* **What to produce**
Return all of the entries word for word, but omit the pictures they contain.

Entries from a visual dataset
* START *
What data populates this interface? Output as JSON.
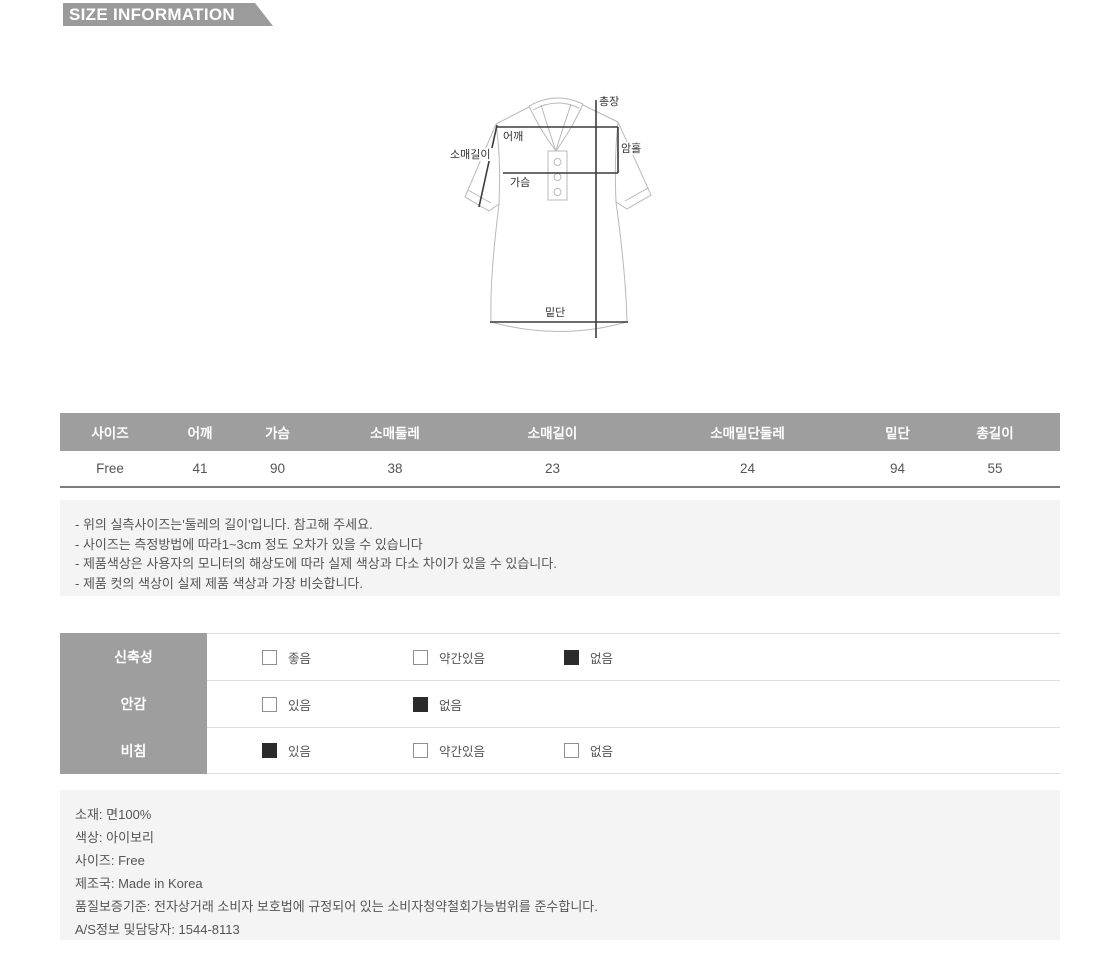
{
  "page": {
    "title": "SIZE INFORMATION"
  },
  "colors": {
    "ribbon_bg": "#9b9b9b",
    "table_header_bg": "#9e9e9e",
    "box_bg": "#f4f4f4",
    "body_text": "#555555",
    "checked_box": "#2b2b2b"
  },
  "diagram": {
    "labels": {
      "total_length": "총장",
      "shoulder": "어깨",
      "armhole": "암홀",
      "sleeve_length": "소매길이",
      "chest": "가슴",
      "hem": "밑단"
    }
  },
  "size_table": {
    "columns": [
      "사이즈",
      "어깨",
      "가슴",
      "소매둘레",
      "소매길이",
      "소매밑단둘레",
      "밑단",
      "총길이"
    ],
    "rows": [
      [
        "Free",
        "41",
        "90",
        "38",
        "23",
        "24",
        "94",
        "55"
      ]
    ]
  },
  "notes": [
    "- 위의 실측사이즈는'둘레의 길이'입니다. 참고해 주세요.",
    "- 사이즈는 측정방법에 따라1~3cm 정도 오차가 있을 수 있습니다",
    "- 제품색상은 사용자의 모니터의 해상도에 따라 실제 색상과 다소 차이가 있을 수 있습니다.",
    "- 제품 컷의 색상이 실제 제품 색상과 가장 비슷합니다."
  ],
  "attributes": [
    {
      "label": "신축성",
      "options": [
        {
          "text": "좋음",
          "checked": false
        },
        {
          "text": "약간있음",
          "checked": false
        },
        {
          "text": "없음",
          "checked": true
        }
      ]
    },
    {
      "label": "안감",
      "options": [
        {
          "text": "있음",
          "checked": false
        },
        {
          "text": "없음",
          "checked": true
        }
      ]
    },
    {
      "label": "비침",
      "options": [
        {
          "text": "있음",
          "checked": true
        },
        {
          "text": "약간있음",
          "checked": false
        },
        {
          "text": "없음",
          "checked": false
        }
      ]
    }
  ],
  "product_info": [
    "소재: 면100%",
    "색상: 아이보리",
    "사이즈: Free",
    "제조국: Made in Korea",
    "품질보증기준: 전자상거래 소비자 보호법에 규정되어 있는 소비자청약철회가능범위를 준수합니다.",
    "A/S정보 및담당자: 1544-8113"
  ]
}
* END *
* **Output of the exercise**
What data populates this interface? Output as JSON.
{
  "page": {
    "title": "SIZE INFORMATION"
  },
  "colors": {
    "ribbon_bg": "#9b9b9b",
    "table_header_bg": "#9e9e9e",
    "box_bg": "#f4f4f4",
    "body_text": "#555555",
    "checked_box": "#2b2b2b"
  },
  "diagram": {
    "labels": {
      "total_length": "총장",
      "shoulder": "어깨",
      "armhole": "암홀",
      "sleeve_length": "소매길이",
      "chest": "가슴",
      "hem": "밑단"
    }
  },
  "size_table": {
    "columns": [
      "사이즈",
      "어깨",
      "가슴",
      "소매둘레",
      "소매길이",
      "소매밑단둘레",
      "밑단",
      "총길이"
    ],
    "rows": [
      [
        "Free",
        "41",
        "90",
        "38",
        "23",
        "24",
        "94",
        "55"
      ]
    ]
  },
  "notes": [
    "- 위의 실측사이즈는'둘레의 길이'입니다. 참고해 주세요.",
    "- 사이즈는 측정방법에 따라1~3cm 정도 오차가 있을 수 있습니다",
    "- 제품색상은 사용자의 모니터의 해상도에 따라 실제 색상과 다소 차이가 있을 수 있습니다.",
    "- 제품 컷의 색상이 실제 제품 색상과 가장 비슷합니다."
  ],
  "attributes": [
    {
      "label": "신축성",
      "options": [
        {
          "text": "좋음",
          "checked": false
        },
        {
          "text": "약간있음",
          "checked": false
        },
        {
          "text": "없음",
          "checked": true
        }
      ]
    },
    {
      "label": "안감",
      "options": [
        {
          "text": "있음",
          "checked": false
        },
        {
          "text": "없음",
          "checked": true
        }
      ]
    },
    {
      "label": "비침",
      "options": [
        {
          "text": "있음",
          "checked": true
        },
        {
          "text": "약간있음",
          "checked": false
        },
        {
          "text": "없음",
          "checked": false
        }
      ]
    }
  ],
  "product_info": [
    "소재: 면100%",
    "색상: 아이보리",
    "사이즈: Free",
    "제조국: Made in Korea",
    "품질보증기준: 전자상거래 소비자 보호법에 규정되어 있는 소비자청약철회가능범위를 준수합니다.",
    "A/S정보 및담당자: 1544-8113"
  ]
}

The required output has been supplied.